=== Material shown ===

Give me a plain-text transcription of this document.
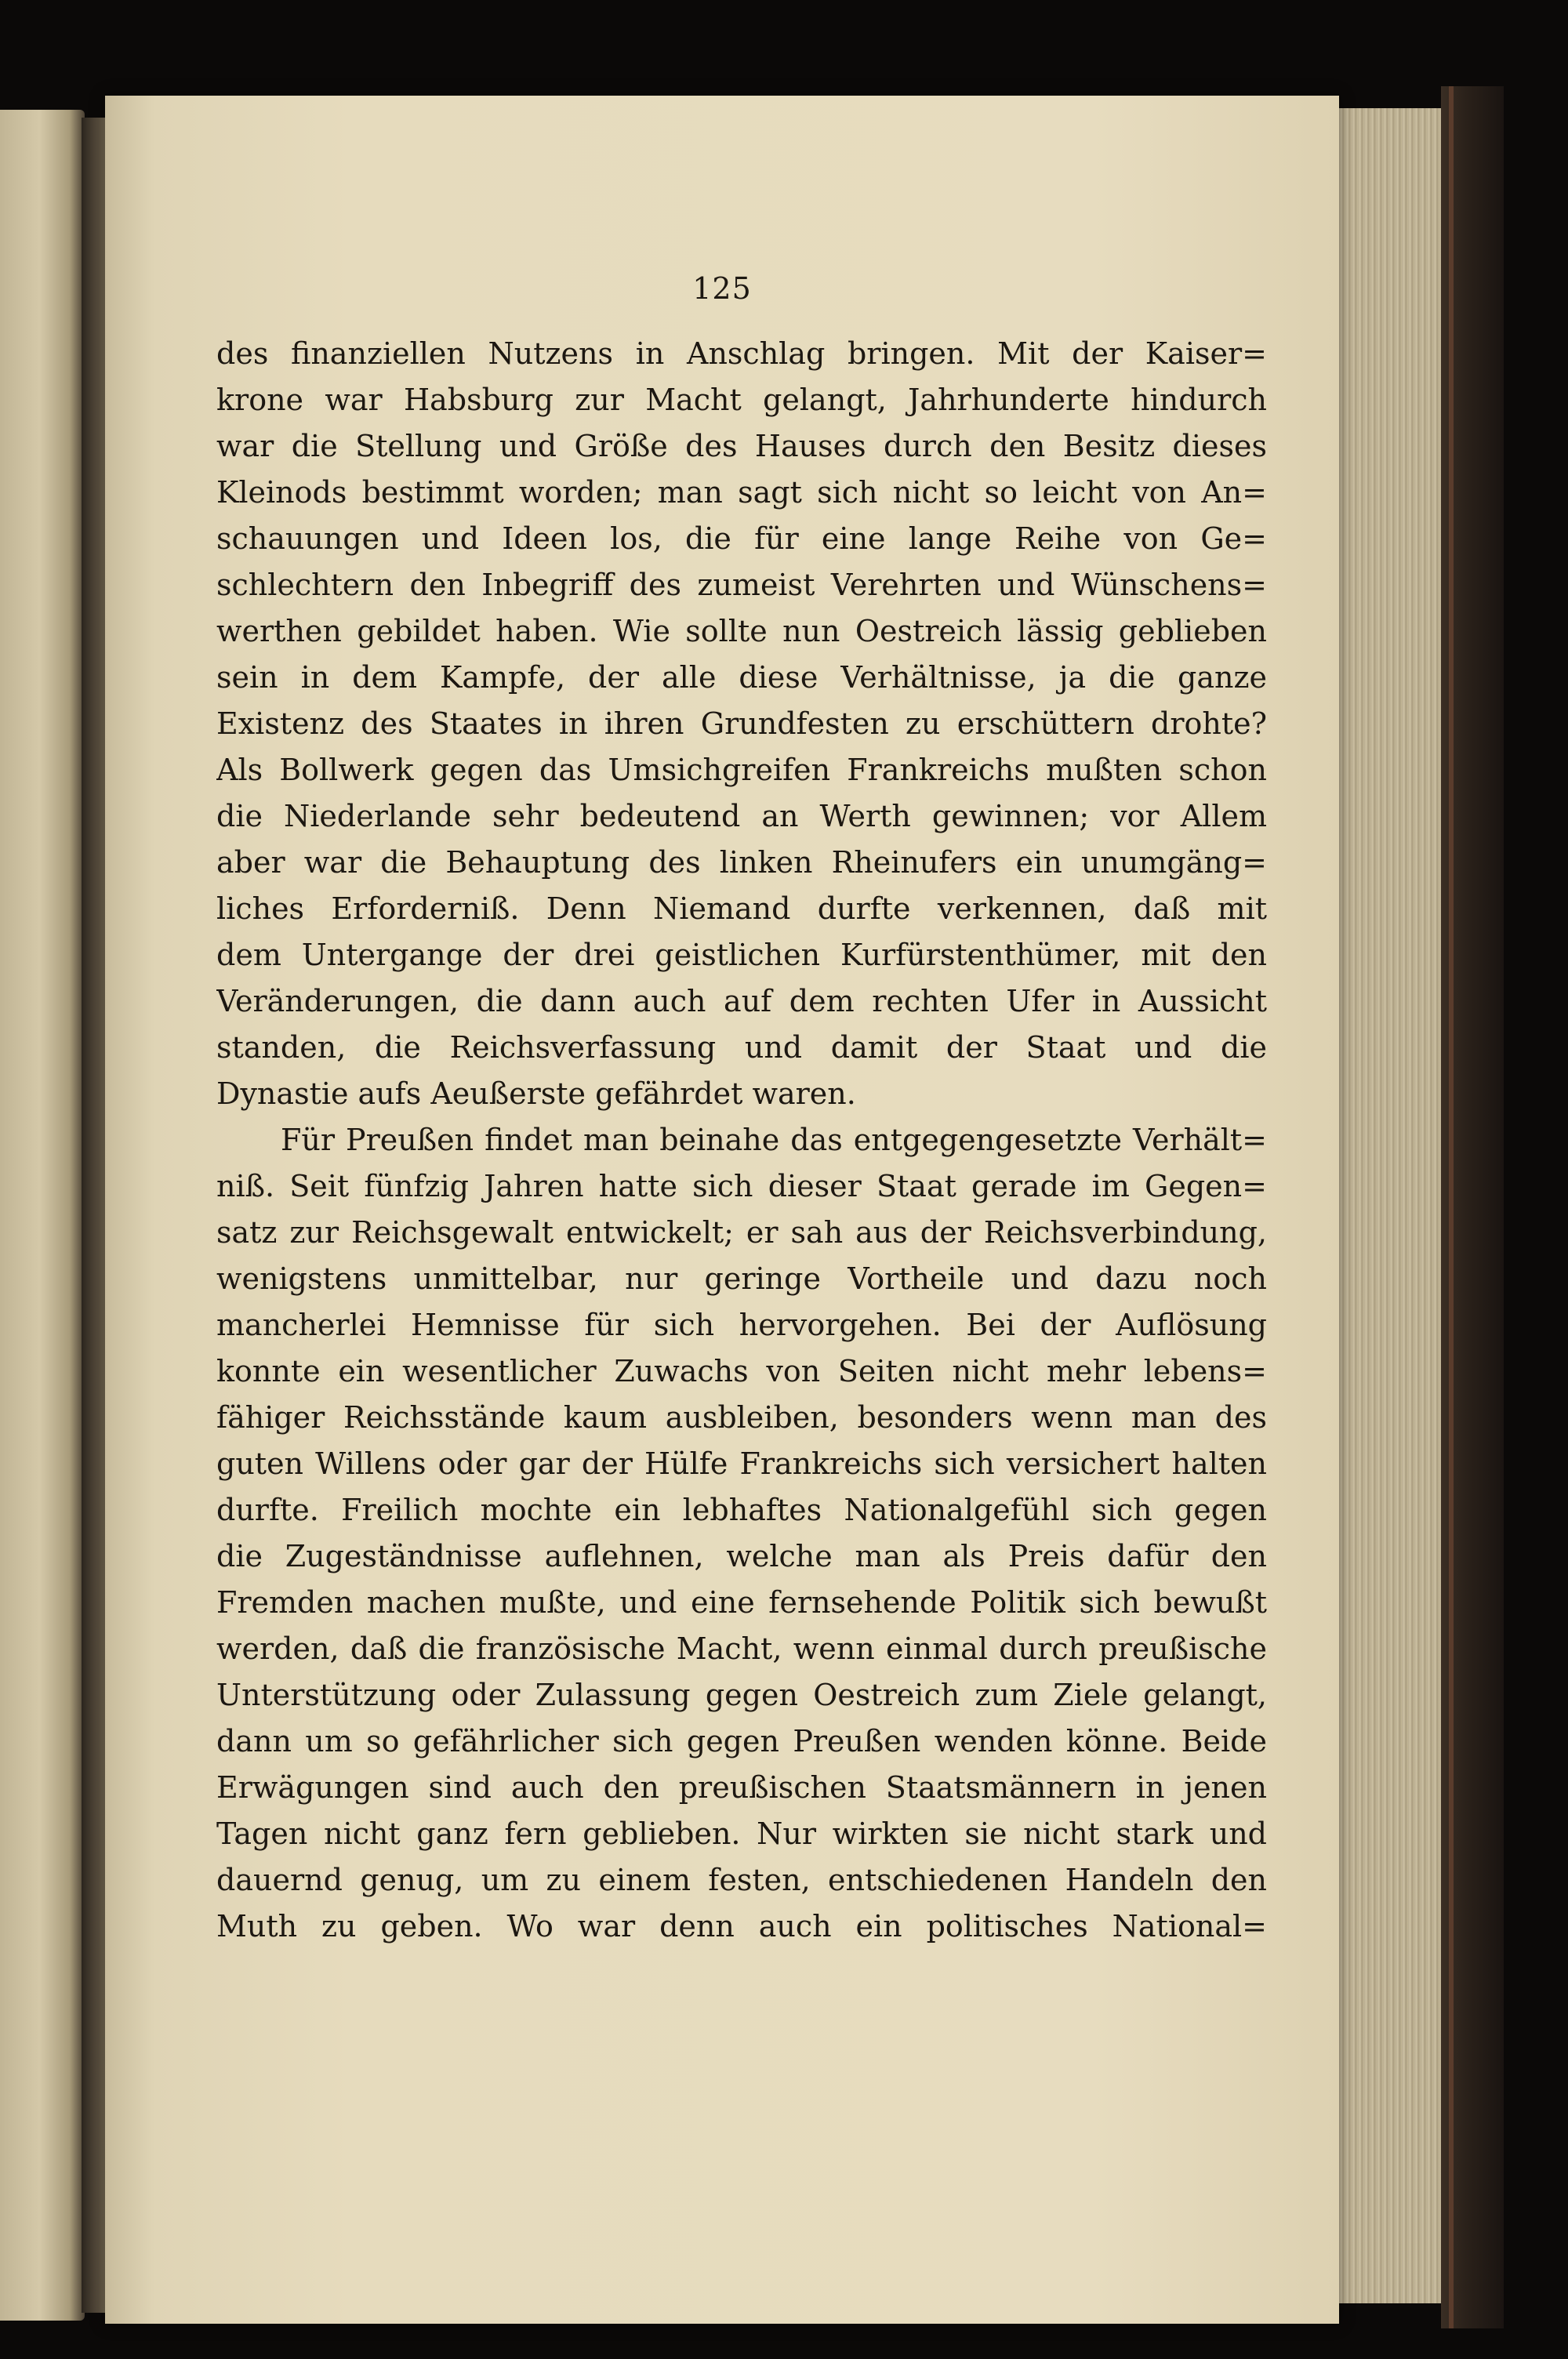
125
des finanziellen Nutzens in Anschlag bringen. Mit der Kaiser=
krone war Habsburg zur Macht gelangt, Jahrhunderte hindurch
war die Stellung und Größe des Hauses durch den Besitz dieses
Kleinods bestimmt worden; man sagt sich nicht so leicht von An=
schauungen und Ideen los, die für eine lange Reihe von Ge=
schlechtern den Inbegriff des zumeist Verehrten und Wünschens=
werthen gebildet haben. Wie sollte nun Oestreich lässig geblieben
sein in dem Kampfe, der alle diese Verhältnisse, ja die ganze
Existenz des Staates in ihren Grundfesten zu erschüttern drohte?
Als Bollwerk gegen das Umsichgreifen Frankreichs mußten schon
die Niederlande sehr bedeutend an Werth gewinnen; vor Allem
aber war die Behauptung des linken Rheinufers ein unumgäng=
liches Erforderniß. Denn Niemand durfte verkennen, daß mit
dem Untergange der drei geistlichen Kurfürstenthümer, mit den
Veränderungen, die dann auch auf dem rechten Ufer in Aussicht
standen, die Reichsverfassung und damit der Staat und die
Dynastie aufs Aeußerste gefährdet waren.
Für Preußen findet man beinahe das entgegengesetzte Verhält=
niß. Seit fünfzig Jahren hatte sich dieser Staat gerade im Gegen=
satz zur Reichsgewalt entwickelt; er sah aus der Reichsverbindung,
wenigstens unmittelbar, nur geringe Vortheile und dazu noch
mancherlei Hemnisse für sich hervorgehen. Bei der Auflösung
konnte ein wesentlicher Zuwachs von Seiten nicht mehr lebens=
fähiger Reichsstände kaum ausbleiben, besonders wenn man des
guten Willens oder gar der Hülfe Frankreichs sich versichert halten
durfte. Freilich mochte ein lebhaftes Nationalgefühl sich gegen
die Zugeständnisse auflehnen, welche man als Preis dafür den
Fremden machen mußte, und eine fernsehende Politik sich bewußt
werden, daß die französische Macht, wenn einmal durch preußische
Unterstützung oder Zulassung gegen Oestreich zum Ziele gelangt,
dann um so gefährlicher sich gegen Preußen wenden könne. Beide
Erwägungen sind auch den preußischen Staatsmännern in jenen
Tagen nicht ganz fern geblieben. Nur wirkten sie nicht stark und
dauernd genug, um zu einem festen, entschiedenen Handeln den
Muth zu geben. Wo war denn auch ein politisches National=
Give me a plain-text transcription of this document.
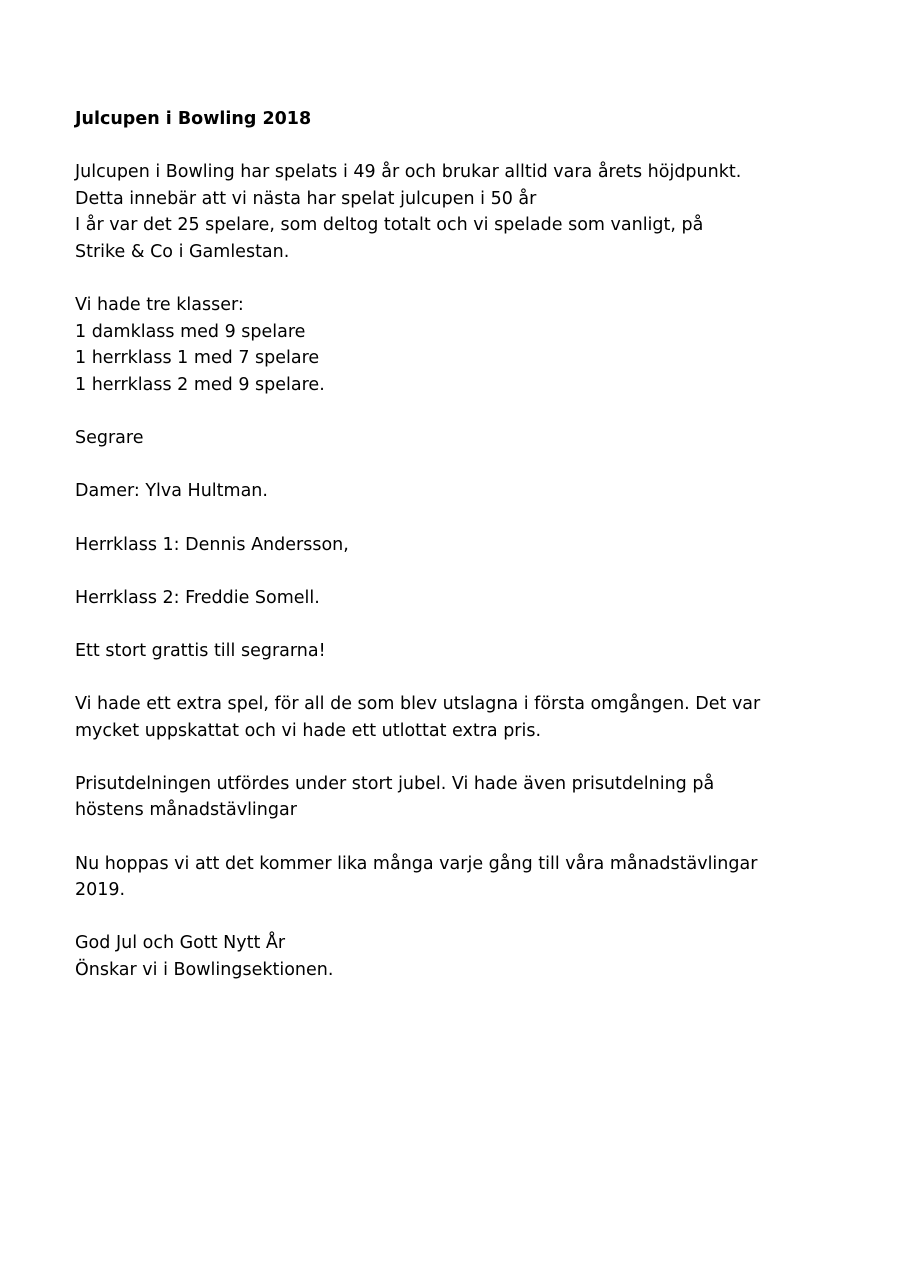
Julcupen i Bowling 2018
Julcupen i Bowling har spelats i 49 år och brukar alltid vara årets höjdpunkt.
Detta innebär att vi nästa har spelat julcupen i 50 år
I år var det 25 spelare, som deltog totalt och vi spelade som vanligt, på
Strike & Co i Gamlestan.
Vi hade tre klasser:
1 damklass med 9 spelare
1 herrklass 1 med 7 spelare
1 herrklass 2 med 9 spelare.
Segrare
Damer: Ylva Hultman.
Herrklass 1: Dennis Andersson,
Herrklass 2: Freddie Somell.
Ett stort grattis till segrarna!
Vi hade ett extra spel, för all de som blev utslagna i första omgången. Det var
mycket uppskattat och vi hade ett utlottat extra pris.
Prisutdelningen utfördes under stort jubel. Vi hade även prisutdelning på
höstens månadstävlingar
Nu hoppas vi att det kommer lika många varje gång till våra månadstävlingar
2019.
God Jul och Gott Nytt År
Önskar vi i Bowlingsektionen.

===

### What to work on
Quote every record above exactly, omitting any pictures they contain.

### Response
Give me a plain-text transcription of this document.
125
des finanziellen Nutzens in Anschlag bringen. Mit der Kaiser=
krone war Habsburg zur Macht gelangt, Jahrhunderte hindurch
war die Stellung und Größe des Hauses durch den Besitz dieses
Kleinods bestimmt worden; man sagt sich nicht so leicht von An=
schauungen und Ideen los, die für eine lange Reihe von Ge=
schlechtern den Inbegriff des zumeist Verehrten und Wünschens=
werthen gebildet haben. Wie sollte nun Oestreich lässig geblieben
sein in dem Kampfe, der alle diese Verhältnisse, ja die ganze
Existenz des Staates in ihren Grundfesten zu erschüttern drohte?
Als Bollwerk gegen das Umsichgreifen Frankreichs mußten schon
die Niederlande sehr bedeutend an Werth gewinnen; vor Allem
aber war die Behauptung des linken Rheinufers ein unumgäng=
liches Erforderniß. Denn Niemand durfte verkennen, daß mit
dem Untergange der drei geistlichen Kurfürstenthümer, mit den
Veränderungen, die dann auch auf dem rechten Ufer in Aussicht
standen, die Reichsverfassung und damit der Staat und die
Dynastie aufs Aeußerste gefährdet waren.
Für Preußen findet man beinahe das entgegengesetzte Verhält=
niß. Seit fünfzig Jahren hatte sich dieser Staat gerade im Gegen=
satz zur Reichsgewalt entwickelt; er sah aus der Reichsverbindung,
wenigstens unmittelbar, nur geringe Vortheile und dazu noch
mancherlei Hemnisse für sich hervorgehen. Bei der Auflösung
konnte ein wesentlicher Zuwachs von Seiten nicht mehr lebens=
fähiger Reichsstände kaum ausbleiben, besonders wenn man des
guten Willens oder gar der Hülfe Frankreichs sich versichert halten
durfte. Freilich mochte ein lebhaftes Nationalgefühl sich gegen
die Zugeständnisse auflehnen, welche man als Preis dafür den
Fremden machen mußte, und eine fernsehende Politik sich bewußt
werden, daß die französische Macht, wenn einmal durch preußische
Unterstützung oder Zulassung gegen Oestreich zum Ziele gelangt,
dann um so gefährlicher sich gegen Preußen wenden könne. Beide
Erwägungen sind auch den preußischen Staatsmännern in jenen
Tagen nicht ganz fern geblieben. Nur wirkten sie nicht stark und
dauernd genug, um zu einem festen, entschiedenen Handeln den
Muth zu geben. Wo war denn auch ein politisches National=
Give me a plain-text transcription of this document.
Julcupen i Bowling 2018
Julcupen i Bowling har spelats i 49 år och brukar alltid vara årets höjdpunkt.
Detta innebär att vi nästa har spelat julcupen i 50 år
I år var det 25 spelare, som deltog totalt och vi spelade som vanligt, på
Strike & Co i Gamlestan.
Vi hade tre klasser:
1 damklass med 9 spelare
1 herrklass 1 med 7 spelare
1 herrklass 2 med 9 spelare.
Segrare
Damer: Ylva Hultman.
Herrklass 1: Dennis Andersson,
Herrklass 2: Freddie Somell.
Ett stort grattis till segrarna!
Vi hade ett extra spel, för all de som blev utslagna i första omgången. Det var
mycket uppskattat och vi hade ett utlottat extra pris.
Prisutdelningen utfördes under stort jubel. Vi hade även prisutdelning på
höstens månadstävlingar
Nu hoppas vi att det kommer lika många varje gång till våra månadstävlingar
2019.
God Jul och Gott Nytt År
Önskar vi i Bowlingsektionen.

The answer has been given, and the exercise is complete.